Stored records
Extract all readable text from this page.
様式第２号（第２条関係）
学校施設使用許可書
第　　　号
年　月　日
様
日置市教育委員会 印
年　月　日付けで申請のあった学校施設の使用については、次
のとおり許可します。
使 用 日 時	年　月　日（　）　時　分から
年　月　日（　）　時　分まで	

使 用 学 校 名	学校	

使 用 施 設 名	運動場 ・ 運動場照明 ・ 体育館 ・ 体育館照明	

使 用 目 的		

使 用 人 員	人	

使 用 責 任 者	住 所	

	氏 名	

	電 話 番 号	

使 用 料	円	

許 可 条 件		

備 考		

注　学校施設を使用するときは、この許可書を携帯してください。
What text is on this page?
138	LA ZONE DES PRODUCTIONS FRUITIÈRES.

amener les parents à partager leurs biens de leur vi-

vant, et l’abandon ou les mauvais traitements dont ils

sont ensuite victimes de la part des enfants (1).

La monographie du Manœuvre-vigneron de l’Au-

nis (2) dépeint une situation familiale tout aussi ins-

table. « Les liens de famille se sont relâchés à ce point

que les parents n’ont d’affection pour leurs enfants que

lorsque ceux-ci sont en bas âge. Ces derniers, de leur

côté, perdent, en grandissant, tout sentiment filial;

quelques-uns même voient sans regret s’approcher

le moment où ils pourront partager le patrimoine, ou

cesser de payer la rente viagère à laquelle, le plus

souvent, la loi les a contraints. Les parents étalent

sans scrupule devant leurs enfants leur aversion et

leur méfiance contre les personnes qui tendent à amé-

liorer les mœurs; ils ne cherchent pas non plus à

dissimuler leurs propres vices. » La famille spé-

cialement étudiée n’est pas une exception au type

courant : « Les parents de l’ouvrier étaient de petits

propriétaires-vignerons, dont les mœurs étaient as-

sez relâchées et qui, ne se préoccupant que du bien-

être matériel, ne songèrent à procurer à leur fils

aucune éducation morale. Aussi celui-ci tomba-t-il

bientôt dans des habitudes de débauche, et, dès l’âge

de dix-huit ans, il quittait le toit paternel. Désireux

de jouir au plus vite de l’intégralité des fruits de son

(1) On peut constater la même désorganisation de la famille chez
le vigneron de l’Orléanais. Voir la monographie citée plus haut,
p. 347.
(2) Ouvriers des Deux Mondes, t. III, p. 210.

[Task statement]
Look through the material and copy each line that has "page".

[Reply to the task]
Extract all readable text from this page.
What text is on this page?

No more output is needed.